→ GIVEN REQUEST
Check each line of the entries below for the string "ylabel"; copy every line where it appears.

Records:
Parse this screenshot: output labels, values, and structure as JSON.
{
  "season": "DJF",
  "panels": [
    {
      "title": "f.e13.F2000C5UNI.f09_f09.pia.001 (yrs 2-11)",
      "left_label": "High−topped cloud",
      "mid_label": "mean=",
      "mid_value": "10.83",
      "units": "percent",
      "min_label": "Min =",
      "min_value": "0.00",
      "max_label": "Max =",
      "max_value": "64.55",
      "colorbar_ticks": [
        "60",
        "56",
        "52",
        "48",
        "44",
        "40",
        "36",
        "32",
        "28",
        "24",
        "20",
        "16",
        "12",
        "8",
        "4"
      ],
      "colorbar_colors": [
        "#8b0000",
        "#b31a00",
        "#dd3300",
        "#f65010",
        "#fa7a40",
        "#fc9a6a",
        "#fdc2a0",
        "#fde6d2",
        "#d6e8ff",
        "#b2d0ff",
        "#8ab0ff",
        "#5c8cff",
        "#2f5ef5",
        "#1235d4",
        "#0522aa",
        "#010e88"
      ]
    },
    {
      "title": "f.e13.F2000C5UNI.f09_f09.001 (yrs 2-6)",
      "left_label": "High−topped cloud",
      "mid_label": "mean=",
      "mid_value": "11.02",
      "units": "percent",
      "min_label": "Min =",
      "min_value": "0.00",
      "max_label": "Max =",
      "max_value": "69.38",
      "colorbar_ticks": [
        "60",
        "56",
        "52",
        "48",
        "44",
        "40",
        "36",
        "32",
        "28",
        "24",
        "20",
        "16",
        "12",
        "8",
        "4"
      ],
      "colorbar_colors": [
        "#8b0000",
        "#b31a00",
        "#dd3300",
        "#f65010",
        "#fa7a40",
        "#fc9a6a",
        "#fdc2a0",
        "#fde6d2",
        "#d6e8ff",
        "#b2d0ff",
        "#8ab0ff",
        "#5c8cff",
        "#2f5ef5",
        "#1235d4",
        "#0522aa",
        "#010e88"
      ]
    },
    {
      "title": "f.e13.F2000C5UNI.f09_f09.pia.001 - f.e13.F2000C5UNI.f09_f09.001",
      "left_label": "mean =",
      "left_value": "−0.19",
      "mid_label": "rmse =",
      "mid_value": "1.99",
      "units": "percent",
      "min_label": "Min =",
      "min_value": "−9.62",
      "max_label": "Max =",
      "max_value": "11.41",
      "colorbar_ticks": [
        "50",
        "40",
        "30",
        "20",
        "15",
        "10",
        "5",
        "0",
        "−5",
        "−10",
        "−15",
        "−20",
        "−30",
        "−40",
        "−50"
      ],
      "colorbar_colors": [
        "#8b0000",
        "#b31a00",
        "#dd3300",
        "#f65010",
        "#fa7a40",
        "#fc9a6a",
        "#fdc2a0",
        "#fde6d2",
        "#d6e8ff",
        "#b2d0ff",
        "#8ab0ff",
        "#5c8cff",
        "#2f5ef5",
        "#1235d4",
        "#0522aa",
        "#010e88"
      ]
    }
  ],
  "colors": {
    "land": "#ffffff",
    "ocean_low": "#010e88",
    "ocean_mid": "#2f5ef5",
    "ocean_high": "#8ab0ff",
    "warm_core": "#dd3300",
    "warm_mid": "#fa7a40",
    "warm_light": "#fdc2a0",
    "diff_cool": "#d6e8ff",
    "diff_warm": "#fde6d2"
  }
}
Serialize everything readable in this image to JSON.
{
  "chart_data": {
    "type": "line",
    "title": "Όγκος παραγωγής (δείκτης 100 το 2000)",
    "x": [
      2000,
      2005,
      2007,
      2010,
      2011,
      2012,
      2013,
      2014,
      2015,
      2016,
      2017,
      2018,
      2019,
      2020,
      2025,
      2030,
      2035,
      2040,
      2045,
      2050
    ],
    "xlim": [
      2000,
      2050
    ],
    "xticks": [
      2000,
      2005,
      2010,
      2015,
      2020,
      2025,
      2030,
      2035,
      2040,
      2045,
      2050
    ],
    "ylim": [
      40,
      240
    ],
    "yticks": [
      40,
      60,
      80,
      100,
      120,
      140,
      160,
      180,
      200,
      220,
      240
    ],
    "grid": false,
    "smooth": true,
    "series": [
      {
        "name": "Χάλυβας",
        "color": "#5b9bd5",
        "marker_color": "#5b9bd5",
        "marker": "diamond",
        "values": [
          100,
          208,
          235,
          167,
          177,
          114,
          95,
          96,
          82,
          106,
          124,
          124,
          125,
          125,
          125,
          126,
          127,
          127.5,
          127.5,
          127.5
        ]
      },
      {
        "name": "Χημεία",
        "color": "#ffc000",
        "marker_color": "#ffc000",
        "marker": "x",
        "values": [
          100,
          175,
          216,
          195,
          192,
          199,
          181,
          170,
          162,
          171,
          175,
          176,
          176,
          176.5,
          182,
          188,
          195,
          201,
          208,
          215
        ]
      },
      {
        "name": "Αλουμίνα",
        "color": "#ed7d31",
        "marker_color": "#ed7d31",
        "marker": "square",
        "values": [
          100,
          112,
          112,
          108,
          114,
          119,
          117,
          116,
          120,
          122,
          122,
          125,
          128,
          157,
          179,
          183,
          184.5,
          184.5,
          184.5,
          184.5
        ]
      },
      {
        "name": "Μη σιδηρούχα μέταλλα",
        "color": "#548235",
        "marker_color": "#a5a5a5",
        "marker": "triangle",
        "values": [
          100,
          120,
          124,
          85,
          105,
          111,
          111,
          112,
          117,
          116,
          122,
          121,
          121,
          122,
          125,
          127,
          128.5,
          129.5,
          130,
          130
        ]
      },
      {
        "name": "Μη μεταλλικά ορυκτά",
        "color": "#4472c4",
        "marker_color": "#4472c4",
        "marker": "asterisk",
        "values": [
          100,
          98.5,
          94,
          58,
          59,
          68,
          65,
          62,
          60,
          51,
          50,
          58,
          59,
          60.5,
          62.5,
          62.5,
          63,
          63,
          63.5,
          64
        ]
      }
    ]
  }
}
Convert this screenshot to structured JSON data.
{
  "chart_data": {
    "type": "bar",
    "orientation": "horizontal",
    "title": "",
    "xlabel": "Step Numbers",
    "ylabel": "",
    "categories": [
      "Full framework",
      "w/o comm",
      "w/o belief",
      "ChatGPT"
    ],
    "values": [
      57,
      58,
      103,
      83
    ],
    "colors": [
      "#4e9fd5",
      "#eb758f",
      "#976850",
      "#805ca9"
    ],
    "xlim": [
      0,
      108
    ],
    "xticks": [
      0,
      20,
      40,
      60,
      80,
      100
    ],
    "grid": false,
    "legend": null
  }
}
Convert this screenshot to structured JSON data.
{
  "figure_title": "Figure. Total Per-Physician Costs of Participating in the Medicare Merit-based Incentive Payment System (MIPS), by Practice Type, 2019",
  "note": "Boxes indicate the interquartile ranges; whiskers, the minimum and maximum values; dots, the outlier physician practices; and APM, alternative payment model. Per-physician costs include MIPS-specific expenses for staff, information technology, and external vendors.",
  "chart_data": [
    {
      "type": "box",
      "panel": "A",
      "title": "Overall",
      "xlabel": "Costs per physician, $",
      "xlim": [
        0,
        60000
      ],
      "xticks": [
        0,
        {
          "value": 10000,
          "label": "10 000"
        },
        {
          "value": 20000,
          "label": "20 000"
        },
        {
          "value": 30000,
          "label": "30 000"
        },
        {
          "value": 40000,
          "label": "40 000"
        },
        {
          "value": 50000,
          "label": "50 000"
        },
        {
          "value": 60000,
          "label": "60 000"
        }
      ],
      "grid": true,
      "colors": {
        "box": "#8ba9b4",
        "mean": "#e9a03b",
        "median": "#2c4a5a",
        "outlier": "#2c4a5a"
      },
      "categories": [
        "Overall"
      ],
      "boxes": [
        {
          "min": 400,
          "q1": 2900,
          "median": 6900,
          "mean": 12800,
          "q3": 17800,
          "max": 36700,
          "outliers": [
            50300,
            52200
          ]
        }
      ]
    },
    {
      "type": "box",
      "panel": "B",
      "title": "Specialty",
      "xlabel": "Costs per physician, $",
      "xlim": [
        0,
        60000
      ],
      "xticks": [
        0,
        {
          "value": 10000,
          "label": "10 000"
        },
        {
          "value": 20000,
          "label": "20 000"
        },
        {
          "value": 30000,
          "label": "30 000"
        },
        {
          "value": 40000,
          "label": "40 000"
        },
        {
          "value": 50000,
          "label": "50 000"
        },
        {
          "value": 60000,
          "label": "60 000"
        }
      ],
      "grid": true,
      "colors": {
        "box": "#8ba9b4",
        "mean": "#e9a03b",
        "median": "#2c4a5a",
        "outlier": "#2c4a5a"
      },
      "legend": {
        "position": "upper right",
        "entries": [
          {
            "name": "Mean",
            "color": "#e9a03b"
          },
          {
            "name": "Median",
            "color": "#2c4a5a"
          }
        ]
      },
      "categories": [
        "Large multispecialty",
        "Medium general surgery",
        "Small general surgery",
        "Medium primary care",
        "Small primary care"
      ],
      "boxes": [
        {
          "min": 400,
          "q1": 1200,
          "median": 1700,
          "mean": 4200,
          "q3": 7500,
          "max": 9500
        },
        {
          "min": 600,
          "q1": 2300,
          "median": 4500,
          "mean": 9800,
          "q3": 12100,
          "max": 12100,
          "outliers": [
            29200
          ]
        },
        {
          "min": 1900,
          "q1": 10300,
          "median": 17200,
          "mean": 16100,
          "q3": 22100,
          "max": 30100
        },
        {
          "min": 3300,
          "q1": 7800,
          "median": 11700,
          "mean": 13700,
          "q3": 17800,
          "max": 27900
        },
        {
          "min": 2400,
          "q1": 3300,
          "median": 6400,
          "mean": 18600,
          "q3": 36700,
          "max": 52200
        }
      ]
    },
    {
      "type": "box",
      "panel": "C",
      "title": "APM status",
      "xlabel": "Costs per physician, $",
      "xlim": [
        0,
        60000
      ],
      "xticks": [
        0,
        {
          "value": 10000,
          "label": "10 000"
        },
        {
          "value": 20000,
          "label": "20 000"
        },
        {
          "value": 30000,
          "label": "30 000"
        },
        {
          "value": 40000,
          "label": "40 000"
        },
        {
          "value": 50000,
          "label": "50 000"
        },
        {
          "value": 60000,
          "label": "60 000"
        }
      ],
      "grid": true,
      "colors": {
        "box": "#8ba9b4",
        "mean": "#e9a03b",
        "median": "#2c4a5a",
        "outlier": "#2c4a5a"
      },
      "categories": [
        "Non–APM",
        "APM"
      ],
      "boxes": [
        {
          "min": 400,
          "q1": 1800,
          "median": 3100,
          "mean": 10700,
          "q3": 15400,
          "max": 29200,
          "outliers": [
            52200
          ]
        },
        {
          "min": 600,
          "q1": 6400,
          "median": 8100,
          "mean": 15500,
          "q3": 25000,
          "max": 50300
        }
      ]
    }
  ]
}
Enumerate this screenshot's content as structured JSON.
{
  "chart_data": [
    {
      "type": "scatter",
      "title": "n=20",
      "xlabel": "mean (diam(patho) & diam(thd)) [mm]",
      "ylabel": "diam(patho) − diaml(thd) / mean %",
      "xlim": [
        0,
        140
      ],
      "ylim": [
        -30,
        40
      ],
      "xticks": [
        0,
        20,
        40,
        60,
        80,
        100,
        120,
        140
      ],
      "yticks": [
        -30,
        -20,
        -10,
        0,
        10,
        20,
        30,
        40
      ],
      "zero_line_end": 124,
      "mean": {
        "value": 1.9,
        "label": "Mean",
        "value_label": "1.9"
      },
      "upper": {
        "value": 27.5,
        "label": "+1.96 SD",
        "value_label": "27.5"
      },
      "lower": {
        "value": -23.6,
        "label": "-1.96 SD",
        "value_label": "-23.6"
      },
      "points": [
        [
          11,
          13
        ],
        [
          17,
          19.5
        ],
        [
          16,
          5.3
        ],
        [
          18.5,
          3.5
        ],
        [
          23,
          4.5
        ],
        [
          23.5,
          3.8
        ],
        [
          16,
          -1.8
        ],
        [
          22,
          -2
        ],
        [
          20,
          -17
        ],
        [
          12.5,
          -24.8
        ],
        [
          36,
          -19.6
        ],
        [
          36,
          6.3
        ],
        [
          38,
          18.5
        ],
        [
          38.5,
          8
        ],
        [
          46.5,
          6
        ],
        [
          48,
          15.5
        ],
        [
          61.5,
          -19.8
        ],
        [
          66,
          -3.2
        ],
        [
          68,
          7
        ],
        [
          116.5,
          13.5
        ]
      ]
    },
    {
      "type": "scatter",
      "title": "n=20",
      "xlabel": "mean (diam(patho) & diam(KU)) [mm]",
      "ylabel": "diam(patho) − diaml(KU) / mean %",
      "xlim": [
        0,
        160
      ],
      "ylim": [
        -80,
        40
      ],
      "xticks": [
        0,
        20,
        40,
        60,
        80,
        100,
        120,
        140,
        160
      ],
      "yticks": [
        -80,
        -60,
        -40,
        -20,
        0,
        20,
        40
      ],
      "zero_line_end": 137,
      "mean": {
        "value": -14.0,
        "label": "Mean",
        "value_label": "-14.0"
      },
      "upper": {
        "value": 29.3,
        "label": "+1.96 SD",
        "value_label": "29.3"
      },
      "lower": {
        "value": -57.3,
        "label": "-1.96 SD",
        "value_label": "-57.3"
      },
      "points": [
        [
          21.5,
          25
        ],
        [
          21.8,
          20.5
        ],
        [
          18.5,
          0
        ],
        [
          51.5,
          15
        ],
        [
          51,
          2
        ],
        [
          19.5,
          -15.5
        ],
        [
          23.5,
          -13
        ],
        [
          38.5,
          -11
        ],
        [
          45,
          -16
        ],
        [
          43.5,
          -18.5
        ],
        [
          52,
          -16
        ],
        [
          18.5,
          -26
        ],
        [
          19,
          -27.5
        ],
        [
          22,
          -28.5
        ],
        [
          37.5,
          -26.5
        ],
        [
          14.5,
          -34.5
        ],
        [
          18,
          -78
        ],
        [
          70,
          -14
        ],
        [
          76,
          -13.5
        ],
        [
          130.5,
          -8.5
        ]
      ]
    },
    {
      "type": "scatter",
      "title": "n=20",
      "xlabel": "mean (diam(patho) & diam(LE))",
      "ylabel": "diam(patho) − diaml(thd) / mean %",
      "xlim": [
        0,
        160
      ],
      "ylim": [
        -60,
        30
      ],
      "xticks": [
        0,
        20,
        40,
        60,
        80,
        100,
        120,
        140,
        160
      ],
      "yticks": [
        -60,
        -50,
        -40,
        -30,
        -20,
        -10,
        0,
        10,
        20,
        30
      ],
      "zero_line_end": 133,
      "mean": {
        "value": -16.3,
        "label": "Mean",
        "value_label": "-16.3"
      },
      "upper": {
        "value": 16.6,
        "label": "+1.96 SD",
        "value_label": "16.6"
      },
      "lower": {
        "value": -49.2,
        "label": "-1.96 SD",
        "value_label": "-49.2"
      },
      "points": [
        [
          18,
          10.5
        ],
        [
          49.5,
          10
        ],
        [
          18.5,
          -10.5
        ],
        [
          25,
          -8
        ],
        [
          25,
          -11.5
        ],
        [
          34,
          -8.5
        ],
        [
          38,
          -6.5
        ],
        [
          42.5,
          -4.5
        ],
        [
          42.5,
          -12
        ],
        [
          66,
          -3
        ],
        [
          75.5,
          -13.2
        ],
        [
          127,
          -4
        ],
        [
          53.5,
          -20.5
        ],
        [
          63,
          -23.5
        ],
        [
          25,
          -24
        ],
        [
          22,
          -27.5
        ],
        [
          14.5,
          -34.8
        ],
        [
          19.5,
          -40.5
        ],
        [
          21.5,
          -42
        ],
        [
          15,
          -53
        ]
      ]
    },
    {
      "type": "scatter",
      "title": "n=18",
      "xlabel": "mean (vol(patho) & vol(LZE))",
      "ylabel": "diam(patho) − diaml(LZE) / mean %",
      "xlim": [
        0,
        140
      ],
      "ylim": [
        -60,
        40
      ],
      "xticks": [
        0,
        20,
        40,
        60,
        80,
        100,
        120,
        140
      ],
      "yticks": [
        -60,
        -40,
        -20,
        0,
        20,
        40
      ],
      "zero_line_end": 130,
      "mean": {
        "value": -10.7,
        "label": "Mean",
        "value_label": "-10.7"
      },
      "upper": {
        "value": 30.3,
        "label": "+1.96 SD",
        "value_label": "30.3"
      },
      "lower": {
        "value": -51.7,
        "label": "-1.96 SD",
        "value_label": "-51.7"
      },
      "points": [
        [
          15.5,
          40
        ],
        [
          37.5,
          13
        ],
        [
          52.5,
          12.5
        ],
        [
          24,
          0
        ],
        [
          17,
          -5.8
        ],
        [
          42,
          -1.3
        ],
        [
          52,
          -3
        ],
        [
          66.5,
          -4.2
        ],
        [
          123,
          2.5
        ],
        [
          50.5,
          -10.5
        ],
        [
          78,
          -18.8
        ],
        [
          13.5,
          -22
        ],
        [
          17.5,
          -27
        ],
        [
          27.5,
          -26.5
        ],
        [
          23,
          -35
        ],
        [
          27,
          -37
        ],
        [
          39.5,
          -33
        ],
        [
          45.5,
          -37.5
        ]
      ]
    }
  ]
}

→ ANSWER TO THE EXERCISE
    "ylabel": "",
      "ylabel": "diam(patho) − diaml(thd) / mean %",
      "ylabel": "diam(patho) − diaml(KU) / mean %",
      "ylabel": "diam(patho) − diaml(thd) / mean %",
      "ylabel": "diam(patho) − diaml(LZE) / mean %",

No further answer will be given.